| Exercise instructions |
Each entry below should be written out exactly as it is, with no pictures.

[Saved data entries]
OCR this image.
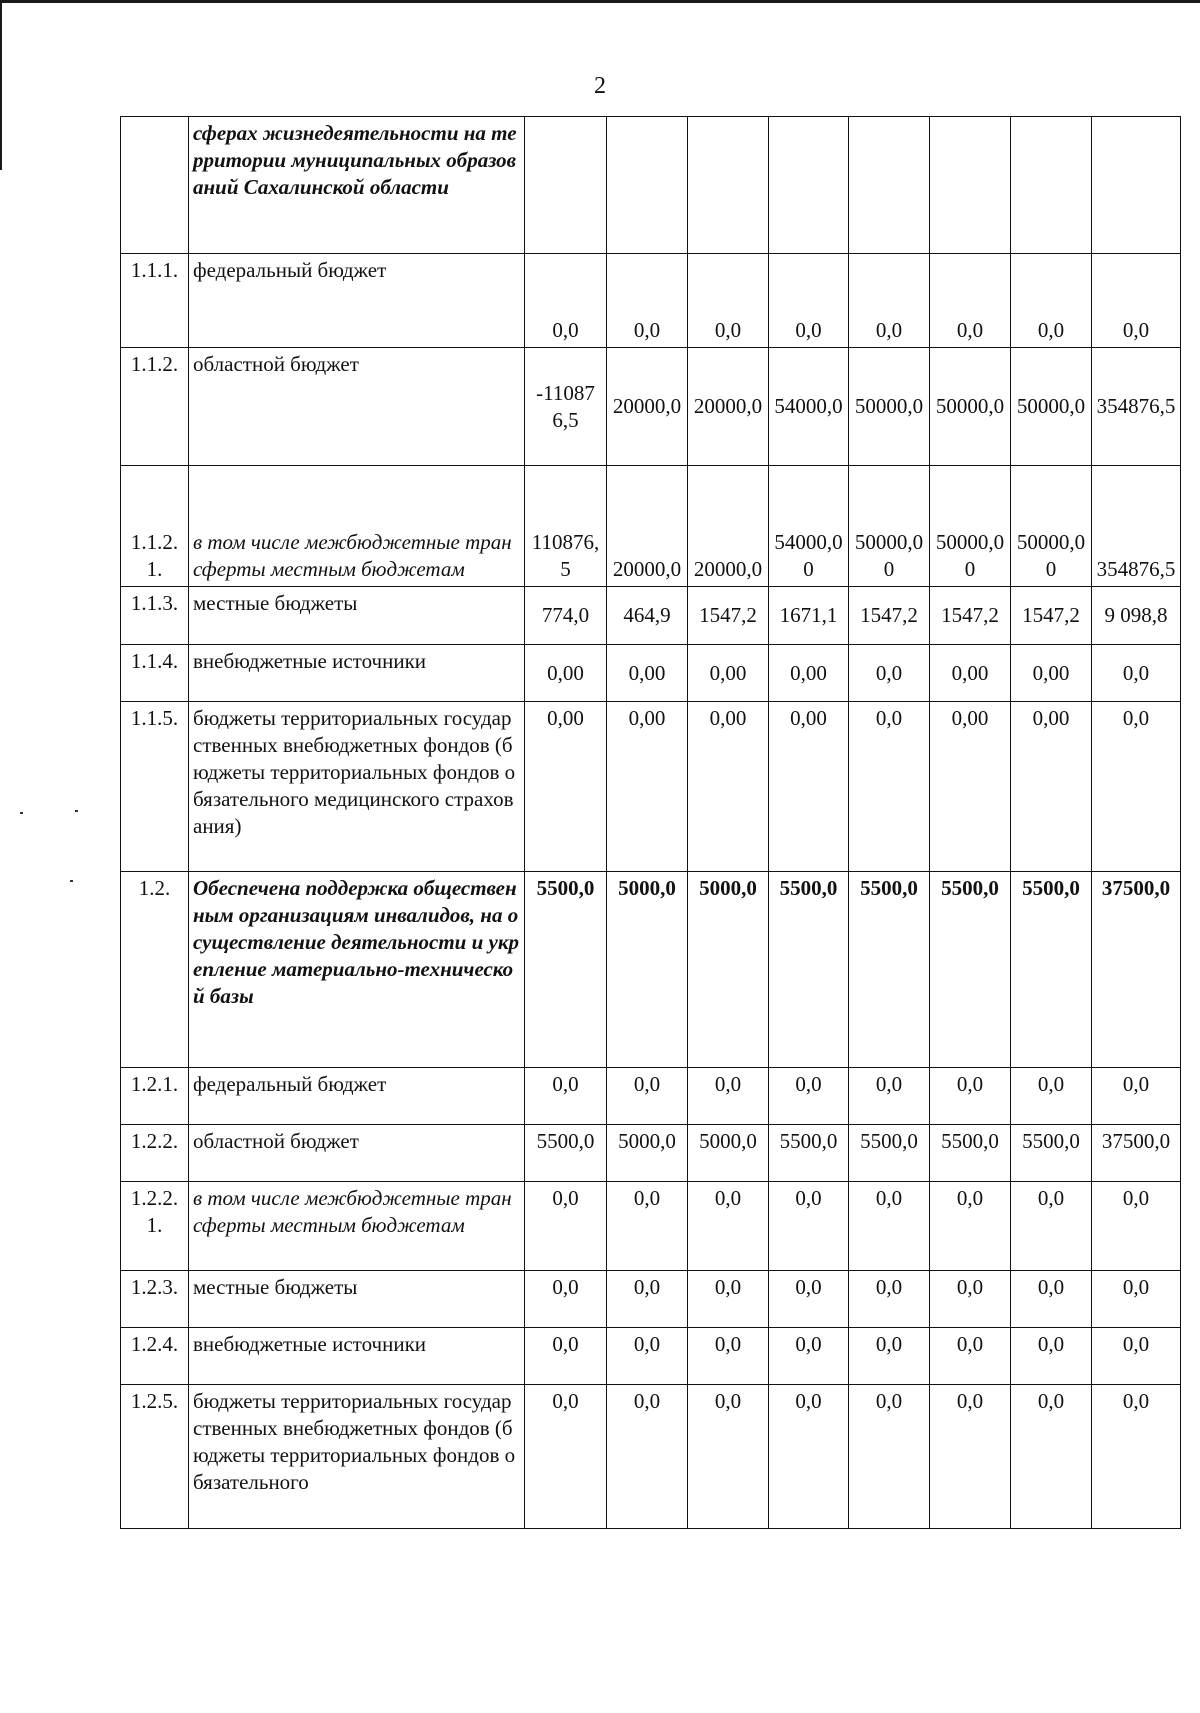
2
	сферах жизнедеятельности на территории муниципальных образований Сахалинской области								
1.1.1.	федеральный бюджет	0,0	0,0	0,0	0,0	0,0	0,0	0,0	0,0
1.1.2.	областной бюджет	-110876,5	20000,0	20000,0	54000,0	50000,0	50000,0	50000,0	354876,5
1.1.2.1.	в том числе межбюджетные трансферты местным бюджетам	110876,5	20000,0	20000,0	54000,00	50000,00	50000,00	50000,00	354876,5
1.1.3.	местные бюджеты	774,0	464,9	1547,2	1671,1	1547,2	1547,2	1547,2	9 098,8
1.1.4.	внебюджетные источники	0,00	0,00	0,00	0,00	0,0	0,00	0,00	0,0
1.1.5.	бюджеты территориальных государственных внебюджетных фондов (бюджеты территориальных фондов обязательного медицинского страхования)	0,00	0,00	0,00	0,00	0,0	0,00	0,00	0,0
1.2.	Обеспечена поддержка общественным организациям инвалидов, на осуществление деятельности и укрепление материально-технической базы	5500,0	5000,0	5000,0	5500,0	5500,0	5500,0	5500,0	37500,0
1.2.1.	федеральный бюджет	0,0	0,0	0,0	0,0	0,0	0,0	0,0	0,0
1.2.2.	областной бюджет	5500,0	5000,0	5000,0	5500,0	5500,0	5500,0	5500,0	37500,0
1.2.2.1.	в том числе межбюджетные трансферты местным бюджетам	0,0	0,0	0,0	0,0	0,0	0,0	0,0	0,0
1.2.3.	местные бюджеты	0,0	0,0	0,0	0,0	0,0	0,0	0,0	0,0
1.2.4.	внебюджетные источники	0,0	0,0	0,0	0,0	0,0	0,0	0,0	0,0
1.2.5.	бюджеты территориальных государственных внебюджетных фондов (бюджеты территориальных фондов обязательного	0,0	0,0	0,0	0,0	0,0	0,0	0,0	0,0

| Task answer |
OCR this image.
2
	сферах жизнедеятельности на территории муниципальных образований Сахалинской области								
1.1.1.	федеральный бюджет	0,0	0,0	0,0	0,0	0,0	0,0	0,0	0,0
1.1.2.	областной бюджет	-110876,5	20000,0	20000,0	54000,0	50000,0	50000,0	50000,0	354876,5
1.1.2.1.	в том числе межбюджетные трансферты местным бюджетам	110876,5	20000,0	20000,0	54000,00	50000,00	50000,00	50000,00	354876,5
1.1.3.	местные бюджеты	774,0	464,9	1547,2	1671,1	1547,2	1547,2	1547,2	9 098,8
1.1.4.	внебюджетные источники	0,00	0,00	0,00	0,00	0,0	0,00	0,00	0,0
1.1.5.	бюджеты территориальных государственных внебюджетных фондов (бюджеты территориальных фондов обязательного медицинского страхования)	0,00	0,00	0,00	0,00	0,0	0,00	0,00	0,0
1.2.	Обеспечена поддержка общественным организациям инвалидов, на осуществление деятельности и укрепление материально-технической базы	5500,0	5000,0	5000,0	5500,0	5500,0	5500,0	5500,0	37500,0
1.2.1.	федеральный бюджет	0,0	0,0	0,0	0,0	0,0	0,0	0,0	0,0
1.2.2.	областной бюджет	5500,0	5000,0	5000,0	5500,0	5500,0	5500,0	5500,0	37500,0
1.2.2.1.	в том числе межбюджетные трансферты местным бюджетам	0,0	0,0	0,0	0,0	0,0	0,0	0,0	0,0
1.2.3.	местные бюджеты	0,0	0,0	0,0	0,0	0,0	0,0	0,0	0,0
1.2.4.	внебюджетные источники	0,0	0,0	0,0	0,0	0,0	0,0	0,0	0,0
1.2.5.	бюджеты территориальных государственных внебюджетных фондов (бюджеты территориальных фондов обязательного	0,0	0,0	0,0	0,0	0,0	0,0	0,0	0,0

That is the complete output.